* Task description
Transcribe the entries word for word, from the first line down to and including the line that contains "points-value[interactable]: 41.89 bbox=[1660, 966, 1690, 979]".

* Data extract

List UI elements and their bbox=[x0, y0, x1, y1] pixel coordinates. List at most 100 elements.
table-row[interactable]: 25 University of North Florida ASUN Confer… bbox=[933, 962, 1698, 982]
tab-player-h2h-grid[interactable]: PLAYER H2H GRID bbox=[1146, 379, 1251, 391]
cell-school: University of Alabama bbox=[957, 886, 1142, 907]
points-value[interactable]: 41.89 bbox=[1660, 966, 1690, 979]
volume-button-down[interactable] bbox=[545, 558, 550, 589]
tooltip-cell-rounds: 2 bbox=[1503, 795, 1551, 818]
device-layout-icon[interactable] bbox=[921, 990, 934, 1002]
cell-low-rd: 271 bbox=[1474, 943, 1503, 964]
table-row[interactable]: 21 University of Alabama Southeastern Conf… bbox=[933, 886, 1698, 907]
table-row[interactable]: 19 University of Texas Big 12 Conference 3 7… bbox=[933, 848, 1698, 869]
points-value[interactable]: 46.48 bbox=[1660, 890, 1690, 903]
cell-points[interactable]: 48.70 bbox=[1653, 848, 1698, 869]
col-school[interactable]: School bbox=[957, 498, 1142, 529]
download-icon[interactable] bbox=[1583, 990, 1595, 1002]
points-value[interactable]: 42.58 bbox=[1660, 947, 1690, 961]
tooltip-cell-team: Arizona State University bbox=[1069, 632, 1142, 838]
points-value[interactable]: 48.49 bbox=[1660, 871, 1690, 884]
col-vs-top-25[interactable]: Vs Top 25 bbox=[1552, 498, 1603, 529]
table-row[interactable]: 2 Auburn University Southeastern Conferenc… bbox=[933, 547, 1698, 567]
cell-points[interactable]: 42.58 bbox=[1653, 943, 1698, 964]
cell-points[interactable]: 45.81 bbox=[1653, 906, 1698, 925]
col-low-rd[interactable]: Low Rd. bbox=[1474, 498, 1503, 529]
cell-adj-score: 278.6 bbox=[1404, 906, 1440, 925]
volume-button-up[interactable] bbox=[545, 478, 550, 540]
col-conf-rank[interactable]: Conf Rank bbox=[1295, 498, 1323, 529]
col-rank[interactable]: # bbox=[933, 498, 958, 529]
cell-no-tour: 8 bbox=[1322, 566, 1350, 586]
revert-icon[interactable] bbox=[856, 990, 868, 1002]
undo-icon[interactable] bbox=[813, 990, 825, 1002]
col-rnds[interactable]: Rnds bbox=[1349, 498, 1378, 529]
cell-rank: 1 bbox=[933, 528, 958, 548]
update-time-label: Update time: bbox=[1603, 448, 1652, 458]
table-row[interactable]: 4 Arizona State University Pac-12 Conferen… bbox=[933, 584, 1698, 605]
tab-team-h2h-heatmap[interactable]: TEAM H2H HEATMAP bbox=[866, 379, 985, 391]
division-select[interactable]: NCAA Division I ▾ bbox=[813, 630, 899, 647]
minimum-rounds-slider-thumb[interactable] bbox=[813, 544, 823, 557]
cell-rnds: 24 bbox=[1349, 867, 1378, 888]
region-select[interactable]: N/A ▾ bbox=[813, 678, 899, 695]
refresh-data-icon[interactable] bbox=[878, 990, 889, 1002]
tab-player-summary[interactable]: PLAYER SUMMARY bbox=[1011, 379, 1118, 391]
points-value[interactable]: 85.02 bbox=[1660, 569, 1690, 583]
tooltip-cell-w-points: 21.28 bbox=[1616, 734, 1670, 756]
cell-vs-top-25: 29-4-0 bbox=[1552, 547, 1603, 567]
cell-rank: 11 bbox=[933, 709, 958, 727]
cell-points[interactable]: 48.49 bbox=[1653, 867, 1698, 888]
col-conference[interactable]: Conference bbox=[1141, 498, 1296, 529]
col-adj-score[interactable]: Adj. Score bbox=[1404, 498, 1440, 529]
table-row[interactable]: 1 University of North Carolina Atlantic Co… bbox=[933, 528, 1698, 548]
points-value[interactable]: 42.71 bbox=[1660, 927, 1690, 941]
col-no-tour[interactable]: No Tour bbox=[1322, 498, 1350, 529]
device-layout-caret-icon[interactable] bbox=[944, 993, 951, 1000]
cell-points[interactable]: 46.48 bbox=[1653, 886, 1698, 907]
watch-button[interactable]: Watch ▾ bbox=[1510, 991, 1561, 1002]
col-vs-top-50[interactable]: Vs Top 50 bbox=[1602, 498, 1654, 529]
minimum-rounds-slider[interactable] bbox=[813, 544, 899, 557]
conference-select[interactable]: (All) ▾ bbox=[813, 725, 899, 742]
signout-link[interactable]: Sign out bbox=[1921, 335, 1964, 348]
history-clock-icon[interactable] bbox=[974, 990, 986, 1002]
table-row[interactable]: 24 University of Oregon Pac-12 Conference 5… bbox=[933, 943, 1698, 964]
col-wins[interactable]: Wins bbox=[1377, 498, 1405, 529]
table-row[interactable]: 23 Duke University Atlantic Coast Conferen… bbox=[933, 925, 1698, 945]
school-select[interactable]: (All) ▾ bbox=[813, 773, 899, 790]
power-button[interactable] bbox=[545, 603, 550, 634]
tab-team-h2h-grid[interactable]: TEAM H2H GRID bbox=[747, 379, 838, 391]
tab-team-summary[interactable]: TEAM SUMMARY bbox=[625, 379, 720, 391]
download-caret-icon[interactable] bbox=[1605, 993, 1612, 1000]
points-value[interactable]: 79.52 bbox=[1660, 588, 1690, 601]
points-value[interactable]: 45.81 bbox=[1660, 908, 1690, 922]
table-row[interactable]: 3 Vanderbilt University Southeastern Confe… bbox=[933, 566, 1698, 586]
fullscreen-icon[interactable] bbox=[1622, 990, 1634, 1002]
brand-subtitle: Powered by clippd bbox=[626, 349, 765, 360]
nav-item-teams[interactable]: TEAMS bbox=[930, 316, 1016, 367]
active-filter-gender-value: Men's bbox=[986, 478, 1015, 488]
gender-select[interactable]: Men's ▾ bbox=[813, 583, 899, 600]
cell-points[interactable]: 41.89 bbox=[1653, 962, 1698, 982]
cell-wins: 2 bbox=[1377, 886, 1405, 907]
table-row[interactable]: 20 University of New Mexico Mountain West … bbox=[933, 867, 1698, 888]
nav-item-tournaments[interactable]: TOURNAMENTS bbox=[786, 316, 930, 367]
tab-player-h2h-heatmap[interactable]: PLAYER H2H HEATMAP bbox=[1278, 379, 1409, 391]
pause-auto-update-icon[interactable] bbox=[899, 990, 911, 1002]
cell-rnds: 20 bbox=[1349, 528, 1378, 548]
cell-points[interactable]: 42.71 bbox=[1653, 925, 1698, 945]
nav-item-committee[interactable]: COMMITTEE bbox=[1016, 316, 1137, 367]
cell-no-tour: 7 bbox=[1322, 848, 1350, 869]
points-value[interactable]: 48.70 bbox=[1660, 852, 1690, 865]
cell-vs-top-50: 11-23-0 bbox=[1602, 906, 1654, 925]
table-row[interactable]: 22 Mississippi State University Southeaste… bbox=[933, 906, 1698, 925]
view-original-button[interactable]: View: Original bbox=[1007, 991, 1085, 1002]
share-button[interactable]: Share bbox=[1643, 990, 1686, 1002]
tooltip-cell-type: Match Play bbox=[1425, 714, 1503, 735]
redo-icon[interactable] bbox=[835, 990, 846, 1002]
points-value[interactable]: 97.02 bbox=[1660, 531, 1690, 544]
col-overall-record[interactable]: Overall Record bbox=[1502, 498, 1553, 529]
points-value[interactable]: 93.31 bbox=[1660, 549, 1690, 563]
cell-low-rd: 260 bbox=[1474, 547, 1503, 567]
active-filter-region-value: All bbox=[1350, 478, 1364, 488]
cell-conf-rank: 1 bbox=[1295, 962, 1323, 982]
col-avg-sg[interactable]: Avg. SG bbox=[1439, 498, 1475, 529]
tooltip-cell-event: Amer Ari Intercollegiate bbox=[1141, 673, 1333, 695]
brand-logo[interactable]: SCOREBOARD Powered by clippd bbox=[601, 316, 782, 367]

* Exercise response
List UI elements and their bbox=[x0, y0, x1, y1] pixel coordinates. List at most 100 elements.
table-row[interactable]: 25 University of North Florida ASUN Confer… bbox=[933, 962, 1698, 982]
tab-player-h2h-grid[interactable]: PLAYER H2H GRID bbox=[1146, 379, 1251, 391]
cell-school: University of Alabama bbox=[957, 886, 1142, 907]
points-value[interactable]: 41.89 bbox=[1660, 966, 1690, 979]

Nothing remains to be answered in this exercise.